**What the task requires:** Output all of the entries below precisely as written.

Saved data entries
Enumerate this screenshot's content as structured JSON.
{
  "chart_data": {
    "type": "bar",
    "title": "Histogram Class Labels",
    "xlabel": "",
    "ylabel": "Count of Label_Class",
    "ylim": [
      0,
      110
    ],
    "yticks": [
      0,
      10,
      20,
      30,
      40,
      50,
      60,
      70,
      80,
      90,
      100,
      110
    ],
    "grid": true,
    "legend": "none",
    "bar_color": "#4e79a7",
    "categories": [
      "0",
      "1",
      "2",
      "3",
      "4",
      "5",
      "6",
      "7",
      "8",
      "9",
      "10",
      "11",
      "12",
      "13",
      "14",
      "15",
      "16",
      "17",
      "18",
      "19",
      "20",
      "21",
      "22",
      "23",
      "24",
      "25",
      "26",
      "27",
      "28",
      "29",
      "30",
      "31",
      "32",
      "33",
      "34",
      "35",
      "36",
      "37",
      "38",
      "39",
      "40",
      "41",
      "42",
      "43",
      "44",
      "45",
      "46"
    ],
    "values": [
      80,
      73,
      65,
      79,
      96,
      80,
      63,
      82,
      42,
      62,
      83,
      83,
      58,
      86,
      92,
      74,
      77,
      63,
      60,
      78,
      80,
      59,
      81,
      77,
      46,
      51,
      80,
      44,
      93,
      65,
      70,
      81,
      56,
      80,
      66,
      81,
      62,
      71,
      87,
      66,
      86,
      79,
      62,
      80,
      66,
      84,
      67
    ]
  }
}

**Written solution:**
Enumerate this screenshot's content as structured JSON.
{
  "chart_data": {
    "type": "bar",
    "title": "Histogram Class Labels",
    "xlabel": "",
    "ylabel": "Count of Label_Class",
    "ylim": [
      0,
      110
    ],
    "yticks": [
      0,
      10,
      20,
      30,
      40,
      50,
      60,
      70,
      80,
      90,
      100,
      110
    ],
    "grid": true,
    "legend": "none",
    "bar_color": "#4e79a7",
    "categories": [
      "0",
      "1",
      "2",
      "3",
      "4",
      "5",
      "6",
      "7",
      "8",
      "9",
      "10",
      "11",
      "12",
      "13",
      "14",
      "15",
      "16",
      "17",
      "18",
      "19",
      "20",
      "21",
      "22",
      "23",
      "24",
      "25",
      "26",
      "27",
      "28",
      "29",
      "30",
      "31",
      "32",
      "33",
      "34",
      "35",
      "36",
      "37",
      "38",
      "39",
      "40",
      "41",
      "42",
      "43",
      "44",
      "45",
      "46"
    ],
    "values": [
      80,
      73,
      65,
      79,
      96,
      80,
      63,
      82,
      42,
      62,
      83,
      83,
      58,
      86,
      92,
      74,
      77,
      63,
      60,
      78,
      80,
      59,
      81,
      77,
      46,
      51,
      80,
      44,
      93,
      65,
      70,
      81,
      56,
      80,
      66,
      81,
      62,
      71,
      87,
      66,
      86,
      79,
      62,
      80,
      66,
      84,
      67
    ]
  }
}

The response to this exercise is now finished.